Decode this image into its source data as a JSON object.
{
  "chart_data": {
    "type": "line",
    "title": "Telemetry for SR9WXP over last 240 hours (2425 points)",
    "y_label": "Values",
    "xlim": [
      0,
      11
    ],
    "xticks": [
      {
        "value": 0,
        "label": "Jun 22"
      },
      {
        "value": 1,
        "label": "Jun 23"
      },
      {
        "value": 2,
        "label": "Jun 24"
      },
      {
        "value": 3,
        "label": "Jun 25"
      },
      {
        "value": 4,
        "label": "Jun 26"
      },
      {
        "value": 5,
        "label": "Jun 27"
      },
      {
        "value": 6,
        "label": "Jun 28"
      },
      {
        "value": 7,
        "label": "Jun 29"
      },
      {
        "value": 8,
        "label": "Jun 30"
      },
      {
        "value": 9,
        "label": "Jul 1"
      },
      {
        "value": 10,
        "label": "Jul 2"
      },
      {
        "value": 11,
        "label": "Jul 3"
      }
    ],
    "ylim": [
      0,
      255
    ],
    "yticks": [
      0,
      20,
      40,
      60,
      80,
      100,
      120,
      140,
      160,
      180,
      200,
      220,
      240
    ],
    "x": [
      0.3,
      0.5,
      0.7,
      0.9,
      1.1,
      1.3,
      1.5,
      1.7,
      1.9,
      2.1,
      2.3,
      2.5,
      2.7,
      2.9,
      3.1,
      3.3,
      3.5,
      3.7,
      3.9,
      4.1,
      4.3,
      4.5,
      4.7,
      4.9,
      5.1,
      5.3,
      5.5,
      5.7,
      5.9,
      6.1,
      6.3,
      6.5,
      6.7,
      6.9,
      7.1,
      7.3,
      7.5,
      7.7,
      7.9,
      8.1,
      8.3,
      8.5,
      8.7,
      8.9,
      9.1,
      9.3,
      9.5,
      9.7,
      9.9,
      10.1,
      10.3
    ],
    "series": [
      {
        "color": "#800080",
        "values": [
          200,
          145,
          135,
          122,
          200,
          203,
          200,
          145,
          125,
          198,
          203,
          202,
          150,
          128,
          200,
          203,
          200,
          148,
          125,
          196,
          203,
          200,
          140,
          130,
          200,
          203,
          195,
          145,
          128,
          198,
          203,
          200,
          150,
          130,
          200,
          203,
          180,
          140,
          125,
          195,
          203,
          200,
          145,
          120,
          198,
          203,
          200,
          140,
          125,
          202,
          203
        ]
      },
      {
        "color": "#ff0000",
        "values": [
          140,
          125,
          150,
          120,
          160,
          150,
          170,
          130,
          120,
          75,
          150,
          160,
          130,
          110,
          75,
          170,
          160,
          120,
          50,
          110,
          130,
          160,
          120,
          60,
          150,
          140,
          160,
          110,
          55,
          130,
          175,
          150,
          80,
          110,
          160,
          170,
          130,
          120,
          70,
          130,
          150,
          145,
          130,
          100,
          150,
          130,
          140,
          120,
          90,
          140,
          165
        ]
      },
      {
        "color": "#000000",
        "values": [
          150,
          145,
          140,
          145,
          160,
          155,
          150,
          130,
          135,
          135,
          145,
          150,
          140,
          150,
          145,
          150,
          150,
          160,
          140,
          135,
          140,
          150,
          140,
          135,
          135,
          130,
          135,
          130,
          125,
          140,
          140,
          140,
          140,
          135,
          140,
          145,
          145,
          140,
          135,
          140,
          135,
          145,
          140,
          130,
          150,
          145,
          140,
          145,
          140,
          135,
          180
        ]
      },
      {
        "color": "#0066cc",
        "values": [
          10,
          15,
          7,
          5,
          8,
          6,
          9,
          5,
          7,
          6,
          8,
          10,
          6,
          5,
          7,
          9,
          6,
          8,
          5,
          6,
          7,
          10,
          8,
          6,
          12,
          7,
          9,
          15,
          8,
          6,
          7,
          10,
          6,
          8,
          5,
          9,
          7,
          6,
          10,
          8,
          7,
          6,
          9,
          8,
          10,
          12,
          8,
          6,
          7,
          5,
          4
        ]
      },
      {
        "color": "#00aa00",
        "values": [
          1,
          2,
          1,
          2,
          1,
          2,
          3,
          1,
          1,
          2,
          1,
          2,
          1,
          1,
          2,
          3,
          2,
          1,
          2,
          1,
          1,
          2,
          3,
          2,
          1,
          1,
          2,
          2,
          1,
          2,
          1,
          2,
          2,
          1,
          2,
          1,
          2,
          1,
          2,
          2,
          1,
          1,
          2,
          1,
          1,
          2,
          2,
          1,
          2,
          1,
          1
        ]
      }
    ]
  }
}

▶ [GIVEN INSTRUCTION] Take the material above and return all of it exactly.

▶ [COMPLETED TASK]
Decode this image into its source data as a JSON object.
{
  "chart_data": {
    "type": "line",
    "title": "Telemetry for SR9WXP over last 240 hours (2425 points)",
    "y_label": "Values",
    "xlim": [
      0,
      11
    ],
    "xticks": [
      {
        "value": 0,
        "label": "Jun 22"
      },
      {
        "value": 1,
        "label": "Jun 23"
      },
      {
        "value": 2,
        "label": "Jun 24"
      },
      {
        "value": 3,
        "label": "Jun 25"
      },
      {
        "value": 4,
        "label": "Jun 26"
      },
      {
        "value": 5,
        "label": "Jun 27"
      },
      {
        "value": 6,
        "label": "Jun 28"
      },
      {
        "value": 7,
        "label": "Jun 29"
      },
      {
        "value": 8,
        "label": "Jun 30"
      },
      {
        "value": 9,
        "label": "Jul 1"
      },
      {
        "value": 10,
        "label": "Jul 2"
      },
      {
        "value": 11,
        "label": "Jul 3"
      }
    ],
    "ylim": [
      0,
      255
    ],
    "yticks": [
      0,
      20,
      40,
      60,
      80,
      100,
      120,
      140,
      160,
      180,
      200,
      220,
      240
    ],
    "x": [
      0.3,
      0.5,
      0.7,
      0.9,
      1.1,
      1.3,
      1.5,
      1.7,
      1.9,
      2.1,
      2.3,
      2.5,
      2.7,
      2.9,
      3.1,
      3.3,
      3.5,
      3.7,
      3.9,
      4.1,
      4.3,
      4.5,
      4.7,
      4.9,
      5.1,
      5.3,
      5.5,
      5.7,
      5.9,
      6.1,
      6.3,
      6.5,
      6.7,
      6.9,
      7.1,
      7.3,
      7.5,
      7.7,
      7.9,
      8.1,
      8.3,
      8.5,
      8.7,
      8.9,
      9.1,
      9.3,
      9.5,
      9.7,
      9.9,
      10.1,
      10.3
    ],
    "series": [
      {
        "color": "#800080",
        "values": [
          200,
          145,
          135,
          122,
          200,
          203,
          200,
          145,
          125,
          198,
          203,
          202,
          150,
          128,
          200,
          203,
          200,
          148,
          125,
          196,
          203,
          200,
          140,
          130,
          200,
          203,
          195,
          145,
          128,
          198,
          203,
          200,
          150,
          130,
          200,
          203,
          180,
          140,
          125,
          195,
          203,
          200,
          145,
          120,
          198,
          203,
          200,
          140,
          125,
          202,
          203
        ]
      },
      {
        "color": "#ff0000",
        "values": [
          140,
          125,
          150,
          120,
          160,
          150,
          170,
          130,
          120,
          75,
          150,
          160,
          130,
          110,
          75,
          170,
          160,
          120,
          50,
          110,
          130,
          160,
          120,
          60,
          150,
          140,
          160,
          110,
          55,
          130,
          175,
          150,
          80,
          110,
          160,
          170,
          130,
          120,
          70,
          130,
          150,
          145,
          130,
          100,
          150,
          130,
          140,
          120,
          90,
          140,
          165
        ]
      },
      {
        "color": "#000000",
        "values": [
          150,
          145,
          140,
          145,
          160,
          155,
          150,
          130,
          135,
          135,
          145,
          150,
          140,
          150,
          145,
          150,
          150,
          160,
          140,
          135,
          140,
          150,
          140,
          135,
          135,
          130,
          135,
          130,
          125,
          140,
          140,
          140,
          140,
          135,
          140,
          145,
          145,
          140,
          135,
          140,
          135,
          145,
          140,
          130,
          150,
          145,
          140,
          145,
          140,
          135,
          180
        ]
      },
      {
        "color": "#0066cc",
        "values": [
          10,
          15,
          7,
          5,
          8,
          6,
          9,
          5,
          7,
          6,
          8,
          10,
          6,
          5,
          7,
          9,
          6,
          8,
          5,
          6,
          7,
          10,
          8,
          6,
          12,
          7,
          9,
          15,
          8,
          6,
          7,
          10,
          6,
          8,
          5,
          9,
          7,
          6,
          10,
          8,
          7,
          6,
          9,
          8,
          10,
          12,
          8,
          6,
          7,
          5,
          4
        ]
      },
      {
        "color": "#00aa00",
        "values": [
          1,
          2,
          1,
          2,
          1,
          2,
          3,
          1,
          1,
          2,
          1,
          2,
          1,
          1,
          2,
          3,
          2,
          1,
          2,
          1,
          1,
          2,
          3,
          2,
          1,
          1,
          2,
          2,
          1,
          2,
          1,
          2,
          2,
          1,
          2,
          1,
          2,
          1,
          2,
          2,
          1,
          1,
          2,
          1,
          1,
          2,
          2,
          1,
          2,
          1,
          1
        ]
      }
    ]
  }
}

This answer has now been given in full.